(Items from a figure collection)

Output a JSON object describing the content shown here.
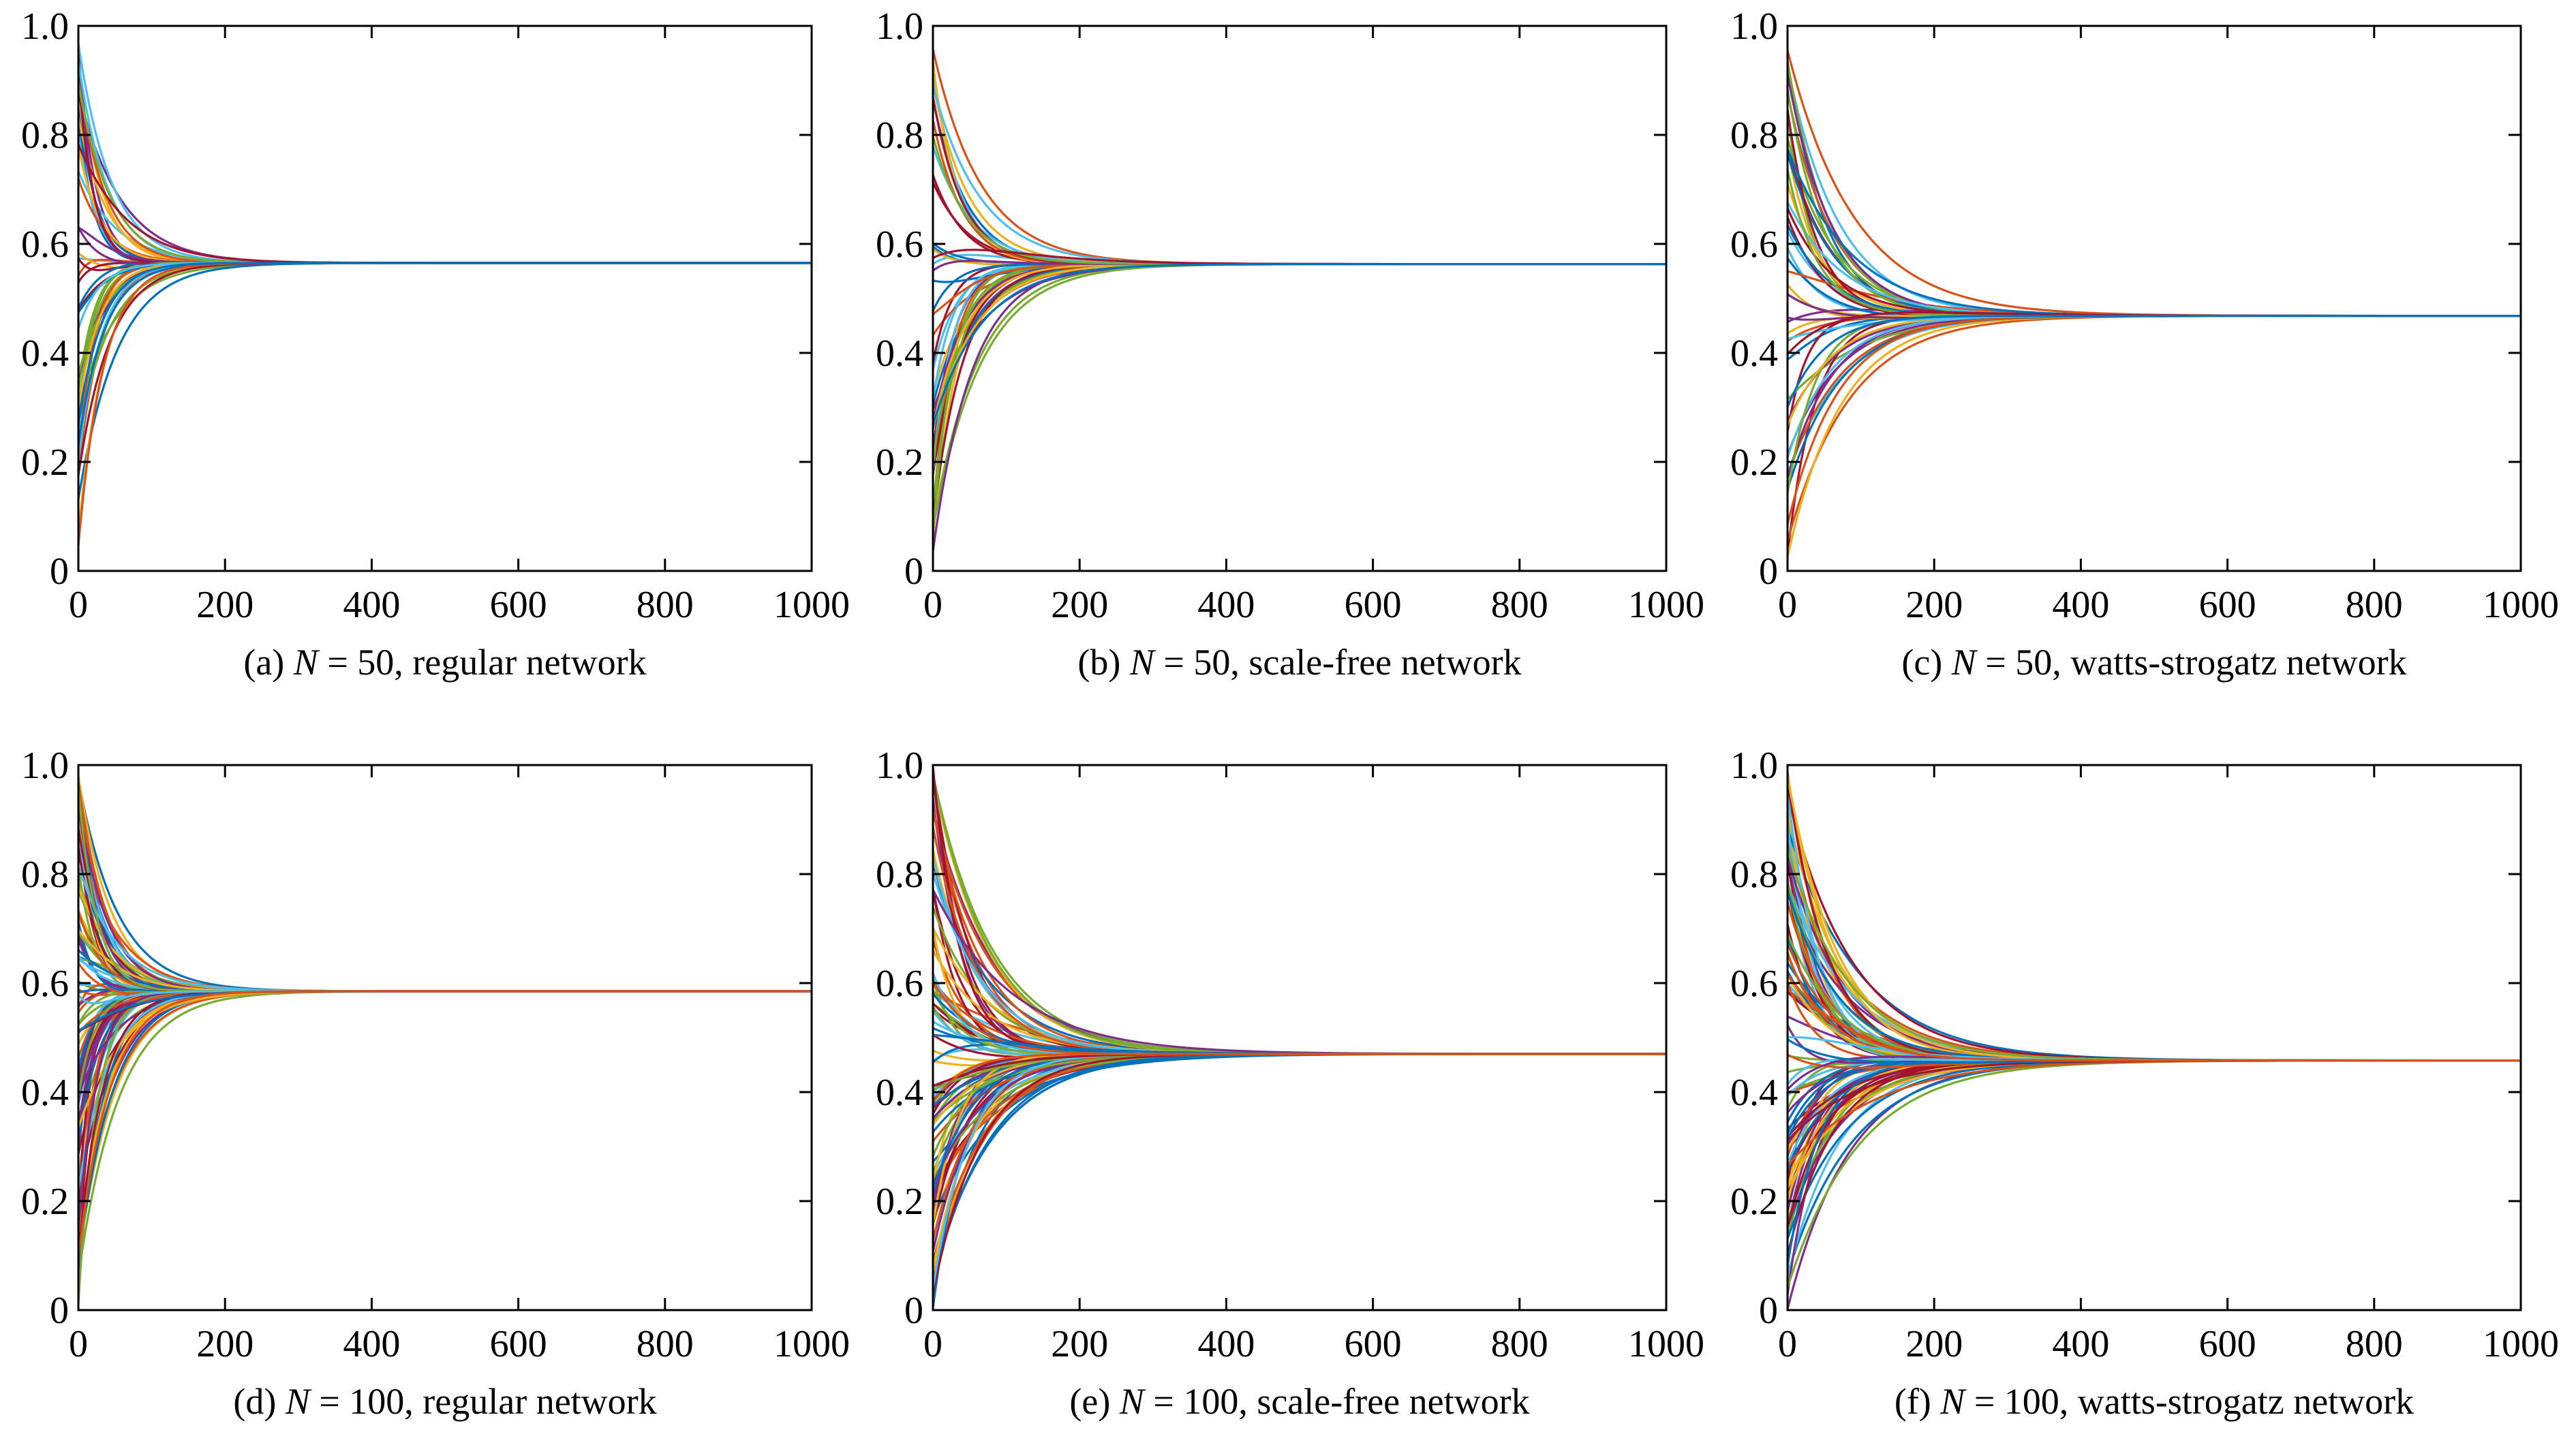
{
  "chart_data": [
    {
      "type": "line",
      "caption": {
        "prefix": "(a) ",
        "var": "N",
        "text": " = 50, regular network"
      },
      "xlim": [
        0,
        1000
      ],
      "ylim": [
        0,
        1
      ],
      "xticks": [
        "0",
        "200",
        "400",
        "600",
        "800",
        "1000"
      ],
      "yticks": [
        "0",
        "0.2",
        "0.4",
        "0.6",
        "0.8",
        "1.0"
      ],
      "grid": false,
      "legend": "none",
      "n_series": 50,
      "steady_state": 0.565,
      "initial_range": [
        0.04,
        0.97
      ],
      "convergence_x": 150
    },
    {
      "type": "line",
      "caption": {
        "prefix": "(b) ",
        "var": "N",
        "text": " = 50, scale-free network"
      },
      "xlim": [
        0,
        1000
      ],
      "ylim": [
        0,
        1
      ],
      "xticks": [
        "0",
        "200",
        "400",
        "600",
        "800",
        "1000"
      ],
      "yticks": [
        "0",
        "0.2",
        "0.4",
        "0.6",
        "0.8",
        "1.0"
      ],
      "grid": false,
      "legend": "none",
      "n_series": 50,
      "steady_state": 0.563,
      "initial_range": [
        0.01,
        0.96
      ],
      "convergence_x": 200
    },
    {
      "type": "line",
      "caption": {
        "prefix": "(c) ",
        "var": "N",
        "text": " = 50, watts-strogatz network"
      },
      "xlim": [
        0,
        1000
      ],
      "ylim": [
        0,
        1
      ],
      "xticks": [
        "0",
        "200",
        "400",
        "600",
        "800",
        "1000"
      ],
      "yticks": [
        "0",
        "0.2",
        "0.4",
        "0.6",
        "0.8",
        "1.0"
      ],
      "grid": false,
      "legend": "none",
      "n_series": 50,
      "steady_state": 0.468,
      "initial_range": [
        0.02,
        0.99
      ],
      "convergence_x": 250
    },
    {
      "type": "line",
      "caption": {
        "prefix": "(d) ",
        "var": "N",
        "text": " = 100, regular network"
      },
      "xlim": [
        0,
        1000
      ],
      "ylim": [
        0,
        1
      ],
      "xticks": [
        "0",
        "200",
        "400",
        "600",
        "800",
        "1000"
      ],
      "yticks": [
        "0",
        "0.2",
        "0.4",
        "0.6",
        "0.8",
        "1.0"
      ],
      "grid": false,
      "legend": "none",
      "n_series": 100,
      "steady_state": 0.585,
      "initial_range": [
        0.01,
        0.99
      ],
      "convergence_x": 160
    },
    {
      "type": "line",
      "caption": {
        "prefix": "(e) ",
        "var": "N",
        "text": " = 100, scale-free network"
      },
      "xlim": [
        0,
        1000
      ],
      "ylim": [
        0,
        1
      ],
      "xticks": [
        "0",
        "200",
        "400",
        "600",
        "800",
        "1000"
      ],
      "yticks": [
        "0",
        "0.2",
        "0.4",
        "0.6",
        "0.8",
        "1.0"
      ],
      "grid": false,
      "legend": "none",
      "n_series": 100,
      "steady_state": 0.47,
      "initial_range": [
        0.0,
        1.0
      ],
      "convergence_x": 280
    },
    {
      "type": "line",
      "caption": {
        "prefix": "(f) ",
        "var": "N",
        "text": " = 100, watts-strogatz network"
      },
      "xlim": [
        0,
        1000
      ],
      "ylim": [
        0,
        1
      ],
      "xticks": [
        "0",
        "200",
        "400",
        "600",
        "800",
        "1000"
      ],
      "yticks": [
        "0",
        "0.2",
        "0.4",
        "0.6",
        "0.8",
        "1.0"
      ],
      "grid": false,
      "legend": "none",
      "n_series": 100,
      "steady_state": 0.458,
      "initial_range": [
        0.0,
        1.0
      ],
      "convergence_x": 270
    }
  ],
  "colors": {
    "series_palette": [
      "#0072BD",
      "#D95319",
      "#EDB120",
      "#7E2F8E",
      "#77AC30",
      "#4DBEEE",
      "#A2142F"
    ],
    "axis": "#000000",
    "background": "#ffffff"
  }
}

■ Required task ■
Using the material above, set down every line exactly, but skip the pictures.

■ Result ■
Output a JSON object describing the content shown here.
{
  "chart_data": [
    {
      "type": "line",
      "caption": {
        "prefix": "(a) ",
        "var": "N",
        "text": " = 50, regular network"
      },
      "xlim": [
        0,
        1000
      ],
      "ylim": [
        0,
        1
      ],
      "xticks": [
        "0",
        "200",
        "400",
        "600",
        "800",
        "1000"
      ],
      "yticks": [
        "0",
        "0.2",
        "0.4",
        "0.6",
        "0.8",
        "1.0"
      ],
      "grid": false,
      "legend": "none",
      "n_series": 50,
      "steady_state": 0.565,
      "initial_range": [
        0.04,
        0.97
      ],
      "convergence_x": 150
    },
    {
      "type": "line",
      "caption": {
        "prefix": "(b) ",
        "var": "N",
        "text": " = 50, scale-free network"
      },
      "xlim": [
        0,
        1000
      ],
      "ylim": [
        0,
        1
      ],
      "xticks": [
        "0",
        "200",
        "400",
        "600",
        "800",
        "1000"
      ],
      "yticks": [
        "0",
        "0.2",
        "0.4",
        "0.6",
        "0.8",
        "1.0"
      ],
      "grid": false,
      "legend": "none",
      "n_series": 50,
      "steady_state": 0.563,
      "initial_range": [
        0.01,
        0.96
      ],
      "convergence_x": 200
    },
    {
      "type": "line",
      "caption": {
        "prefix": "(c) ",
        "var": "N",
        "text": " = 50, watts-strogatz network"
      },
      "xlim": [
        0,
        1000
      ],
      "ylim": [
        0,
        1
      ],
      "xticks": [
        "0",
        "200",
        "400",
        "600",
        "800",
        "1000"
      ],
      "yticks": [
        "0",
        "0.2",
        "0.4",
        "0.6",
        "0.8",
        "1.0"
      ],
      "grid": false,
      "legend": "none",
      "n_series": 50,
      "steady_state": 0.468,
      "initial_range": [
        0.02,
        0.99
      ],
      "convergence_x": 250
    },
    {
      "type": "line",
      "caption": {
        "prefix": "(d) ",
        "var": "N",
        "text": " = 100, regular network"
      },
      "xlim": [
        0,
        1000
      ],
      "ylim": [
        0,
        1
      ],
      "xticks": [
        "0",
        "200",
        "400",
        "600",
        "800",
        "1000"
      ],
      "yticks": [
        "0",
        "0.2",
        "0.4",
        "0.6",
        "0.8",
        "1.0"
      ],
      "grid": false,
      "legend": "none",
      "n_series": 100,
      "steady_state": 0.585,
      "initial_range": [
        0.01,
        0.99
      ],
      "convergence_x": 160
    },
    {
      "type": "line",
      "caption": {
        "prefix": "(e) ",
        "var": "N",
        "text": " = 100, scale-free network"
      },
      "xlim": [
        0,
        1000
      ],
      "ylim": [
        0,
        1
      ],
      "xticks": [
        "0",
        "200",
        "400",
        "600",
        "800",
        "1000"
      ],
      "yticks": [
        "0",
        "0.2",
        "0.4",
        "0.6",
        "0.8",
        "1.0"
      ],
      "grid": false,
      "legend": "none",
      "n_series": 100,
      "steady_state": 0.47,
      "initial_range": [
        0.0,
        1.0
      ],
      "convergence_x": 280
    },
    {
      "type": "line",
      "caption": {
        "prefix": "(f) ",
        "var": "N",
        "text": " = 100, watts-strogatz network"
      },
      "xlim": [
        0,
        1000
      ],
      "ylim": [
        0,
        1
      ],
      "xticks": [
        "0",
        "200",
        "400",
        "600",
        "800",
        "1000"
      ],
      "yticks": [
        "0",
        "0.2",
        "0.4",
        "0.6",
        "0.8",
        "1.0"
      ],
      "grid": false,
      "legend": "none",
      "n_series": 100,
      "steady_state": 0.458,
      "initial_range": [
        0.0,
        1.0
      ],
      "convergence_x": 270
    }
  ],
  "colors": {
    "series_palette": [
      "#0072BD",
      "#D95319",
      "#EDB120",
      "#7E2F8E",
      "#77AC30",
      "#4DBEEE",
      "#A2142F"
    ],
    "axis": "#000000",
    "background": "#ffffff"
  }
}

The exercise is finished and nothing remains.